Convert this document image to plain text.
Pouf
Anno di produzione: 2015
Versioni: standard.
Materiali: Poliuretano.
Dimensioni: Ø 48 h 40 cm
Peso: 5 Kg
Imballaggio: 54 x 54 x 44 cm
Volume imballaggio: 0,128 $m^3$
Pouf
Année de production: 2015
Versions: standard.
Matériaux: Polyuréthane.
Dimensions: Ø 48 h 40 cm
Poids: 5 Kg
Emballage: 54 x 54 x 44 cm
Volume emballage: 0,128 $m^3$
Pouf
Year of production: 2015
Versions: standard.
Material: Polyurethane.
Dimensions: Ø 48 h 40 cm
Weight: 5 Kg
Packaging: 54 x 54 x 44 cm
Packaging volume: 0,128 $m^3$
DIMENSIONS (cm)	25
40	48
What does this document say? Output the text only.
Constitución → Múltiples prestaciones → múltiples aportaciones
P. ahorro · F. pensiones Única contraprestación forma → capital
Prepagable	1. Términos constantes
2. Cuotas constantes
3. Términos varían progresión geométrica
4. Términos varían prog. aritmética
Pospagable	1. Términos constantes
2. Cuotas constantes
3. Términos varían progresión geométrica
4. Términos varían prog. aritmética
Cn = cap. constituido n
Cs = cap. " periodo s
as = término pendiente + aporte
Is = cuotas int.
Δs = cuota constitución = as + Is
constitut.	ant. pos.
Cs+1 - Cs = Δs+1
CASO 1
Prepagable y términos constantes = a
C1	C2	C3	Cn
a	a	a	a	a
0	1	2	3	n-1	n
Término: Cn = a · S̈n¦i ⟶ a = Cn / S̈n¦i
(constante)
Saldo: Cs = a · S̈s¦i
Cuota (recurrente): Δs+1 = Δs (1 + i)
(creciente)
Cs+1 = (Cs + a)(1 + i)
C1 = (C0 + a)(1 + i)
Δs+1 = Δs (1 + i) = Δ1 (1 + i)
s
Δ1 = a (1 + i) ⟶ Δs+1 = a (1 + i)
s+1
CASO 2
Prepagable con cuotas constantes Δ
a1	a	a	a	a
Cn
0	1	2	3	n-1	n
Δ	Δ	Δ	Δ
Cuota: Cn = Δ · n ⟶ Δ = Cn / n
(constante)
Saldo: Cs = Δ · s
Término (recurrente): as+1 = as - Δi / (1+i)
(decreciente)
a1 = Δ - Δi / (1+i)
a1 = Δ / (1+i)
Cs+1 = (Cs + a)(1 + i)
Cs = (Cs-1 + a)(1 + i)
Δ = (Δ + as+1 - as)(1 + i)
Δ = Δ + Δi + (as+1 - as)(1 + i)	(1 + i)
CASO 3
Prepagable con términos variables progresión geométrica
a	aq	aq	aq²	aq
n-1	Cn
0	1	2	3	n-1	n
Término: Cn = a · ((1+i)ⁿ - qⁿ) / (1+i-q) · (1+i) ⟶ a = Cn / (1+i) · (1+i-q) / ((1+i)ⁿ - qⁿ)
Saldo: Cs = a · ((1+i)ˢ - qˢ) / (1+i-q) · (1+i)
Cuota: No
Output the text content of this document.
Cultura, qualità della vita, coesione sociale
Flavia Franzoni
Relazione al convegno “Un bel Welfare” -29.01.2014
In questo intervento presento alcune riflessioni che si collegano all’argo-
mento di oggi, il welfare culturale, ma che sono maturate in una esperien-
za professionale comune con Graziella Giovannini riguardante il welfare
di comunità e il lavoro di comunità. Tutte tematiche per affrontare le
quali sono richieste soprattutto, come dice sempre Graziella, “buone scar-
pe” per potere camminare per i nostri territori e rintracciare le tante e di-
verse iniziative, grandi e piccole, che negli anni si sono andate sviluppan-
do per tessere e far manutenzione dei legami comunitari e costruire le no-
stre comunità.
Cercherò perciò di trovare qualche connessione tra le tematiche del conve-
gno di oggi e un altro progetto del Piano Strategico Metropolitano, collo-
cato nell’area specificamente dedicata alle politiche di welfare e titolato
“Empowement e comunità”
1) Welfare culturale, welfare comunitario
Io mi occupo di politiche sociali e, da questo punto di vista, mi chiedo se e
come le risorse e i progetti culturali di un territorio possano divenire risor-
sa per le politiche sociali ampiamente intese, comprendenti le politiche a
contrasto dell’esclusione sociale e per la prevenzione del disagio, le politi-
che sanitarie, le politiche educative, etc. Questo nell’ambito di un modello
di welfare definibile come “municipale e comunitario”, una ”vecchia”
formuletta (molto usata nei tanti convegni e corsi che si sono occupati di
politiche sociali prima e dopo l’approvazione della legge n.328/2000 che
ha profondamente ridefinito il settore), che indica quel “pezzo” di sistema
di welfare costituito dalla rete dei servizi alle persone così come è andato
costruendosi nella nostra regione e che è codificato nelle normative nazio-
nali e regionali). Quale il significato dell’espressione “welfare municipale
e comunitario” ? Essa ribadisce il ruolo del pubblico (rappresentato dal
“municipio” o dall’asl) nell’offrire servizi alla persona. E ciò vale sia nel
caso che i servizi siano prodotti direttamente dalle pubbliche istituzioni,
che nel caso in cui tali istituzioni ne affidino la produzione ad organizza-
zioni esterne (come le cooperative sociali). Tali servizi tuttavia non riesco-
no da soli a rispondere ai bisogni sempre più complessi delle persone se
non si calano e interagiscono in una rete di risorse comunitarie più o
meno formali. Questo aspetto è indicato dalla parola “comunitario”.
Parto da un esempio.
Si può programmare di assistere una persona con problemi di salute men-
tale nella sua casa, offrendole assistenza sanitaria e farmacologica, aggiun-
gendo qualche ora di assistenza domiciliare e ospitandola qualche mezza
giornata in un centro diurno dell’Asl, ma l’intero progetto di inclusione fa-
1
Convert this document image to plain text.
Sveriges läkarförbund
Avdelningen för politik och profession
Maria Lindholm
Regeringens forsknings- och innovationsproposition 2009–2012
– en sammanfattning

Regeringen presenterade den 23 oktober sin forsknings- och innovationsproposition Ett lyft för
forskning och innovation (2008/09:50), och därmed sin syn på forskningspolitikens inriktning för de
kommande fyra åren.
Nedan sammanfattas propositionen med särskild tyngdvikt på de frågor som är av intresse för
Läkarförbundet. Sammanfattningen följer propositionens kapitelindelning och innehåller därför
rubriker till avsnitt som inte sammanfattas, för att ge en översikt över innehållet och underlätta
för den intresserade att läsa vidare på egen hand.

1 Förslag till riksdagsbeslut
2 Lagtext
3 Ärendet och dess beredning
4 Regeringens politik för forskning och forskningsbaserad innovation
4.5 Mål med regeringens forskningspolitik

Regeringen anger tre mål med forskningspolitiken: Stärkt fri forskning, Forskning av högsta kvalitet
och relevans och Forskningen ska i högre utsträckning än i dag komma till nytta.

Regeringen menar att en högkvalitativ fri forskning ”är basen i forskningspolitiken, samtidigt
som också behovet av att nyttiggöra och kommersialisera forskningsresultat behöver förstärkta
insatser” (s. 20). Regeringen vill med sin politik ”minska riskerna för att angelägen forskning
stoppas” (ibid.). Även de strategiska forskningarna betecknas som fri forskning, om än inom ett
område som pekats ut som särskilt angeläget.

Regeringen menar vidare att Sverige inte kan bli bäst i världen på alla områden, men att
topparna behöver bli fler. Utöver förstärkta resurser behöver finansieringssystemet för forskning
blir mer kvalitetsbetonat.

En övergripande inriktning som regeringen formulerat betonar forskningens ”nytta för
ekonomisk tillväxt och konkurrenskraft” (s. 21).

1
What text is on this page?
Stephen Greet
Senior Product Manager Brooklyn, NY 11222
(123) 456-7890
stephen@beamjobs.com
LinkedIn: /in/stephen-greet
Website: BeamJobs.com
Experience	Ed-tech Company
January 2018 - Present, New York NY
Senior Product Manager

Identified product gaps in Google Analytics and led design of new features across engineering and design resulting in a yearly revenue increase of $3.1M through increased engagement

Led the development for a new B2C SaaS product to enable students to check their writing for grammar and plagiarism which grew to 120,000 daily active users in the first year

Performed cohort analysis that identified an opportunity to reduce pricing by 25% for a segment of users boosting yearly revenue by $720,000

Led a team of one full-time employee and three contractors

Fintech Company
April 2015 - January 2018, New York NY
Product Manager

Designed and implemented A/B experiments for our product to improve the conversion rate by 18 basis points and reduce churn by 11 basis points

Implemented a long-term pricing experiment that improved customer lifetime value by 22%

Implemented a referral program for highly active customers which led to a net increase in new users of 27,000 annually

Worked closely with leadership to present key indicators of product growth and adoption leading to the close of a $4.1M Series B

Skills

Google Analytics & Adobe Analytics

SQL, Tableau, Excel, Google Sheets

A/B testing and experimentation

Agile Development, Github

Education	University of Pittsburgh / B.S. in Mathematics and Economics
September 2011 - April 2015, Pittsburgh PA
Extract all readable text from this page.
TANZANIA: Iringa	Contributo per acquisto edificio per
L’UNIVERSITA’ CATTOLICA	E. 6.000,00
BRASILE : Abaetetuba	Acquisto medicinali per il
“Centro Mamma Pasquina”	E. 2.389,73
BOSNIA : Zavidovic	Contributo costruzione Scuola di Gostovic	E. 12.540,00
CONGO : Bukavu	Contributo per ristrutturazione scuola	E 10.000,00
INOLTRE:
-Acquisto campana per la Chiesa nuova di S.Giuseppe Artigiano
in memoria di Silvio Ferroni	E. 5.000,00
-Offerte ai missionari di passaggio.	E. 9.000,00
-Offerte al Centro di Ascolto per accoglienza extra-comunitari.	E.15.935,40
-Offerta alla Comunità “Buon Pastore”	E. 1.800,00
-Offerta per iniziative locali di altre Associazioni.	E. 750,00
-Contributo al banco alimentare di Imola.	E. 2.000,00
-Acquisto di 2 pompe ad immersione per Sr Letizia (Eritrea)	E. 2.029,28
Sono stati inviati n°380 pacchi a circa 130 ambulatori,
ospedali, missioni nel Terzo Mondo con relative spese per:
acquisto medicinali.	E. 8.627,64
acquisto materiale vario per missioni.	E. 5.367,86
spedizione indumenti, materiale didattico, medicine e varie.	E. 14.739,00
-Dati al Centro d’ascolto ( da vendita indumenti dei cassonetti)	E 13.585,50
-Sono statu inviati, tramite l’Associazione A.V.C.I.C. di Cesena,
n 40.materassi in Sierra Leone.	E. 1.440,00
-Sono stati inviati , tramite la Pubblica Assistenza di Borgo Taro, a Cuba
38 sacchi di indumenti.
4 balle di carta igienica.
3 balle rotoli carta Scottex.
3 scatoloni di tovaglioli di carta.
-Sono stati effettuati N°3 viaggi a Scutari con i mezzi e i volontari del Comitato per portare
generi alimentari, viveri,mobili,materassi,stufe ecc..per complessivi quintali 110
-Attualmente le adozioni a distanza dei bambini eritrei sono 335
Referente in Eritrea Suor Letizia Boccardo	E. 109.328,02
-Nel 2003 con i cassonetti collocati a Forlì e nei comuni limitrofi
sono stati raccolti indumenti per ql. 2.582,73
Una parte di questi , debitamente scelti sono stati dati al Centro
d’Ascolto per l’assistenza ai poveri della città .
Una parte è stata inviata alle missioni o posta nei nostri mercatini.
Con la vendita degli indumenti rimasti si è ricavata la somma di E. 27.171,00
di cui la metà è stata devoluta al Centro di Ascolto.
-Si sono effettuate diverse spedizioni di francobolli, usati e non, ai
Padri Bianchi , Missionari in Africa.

## TASK REQUIREMENTS
Pick out every line above that contains the word "Graziella" and copy it.

## TASK RESULT
za professionale comune con Graziella Giovannini riguardante il welfare
quali sono richieste soprattutto, come dice sempre Graziella, “buone scar-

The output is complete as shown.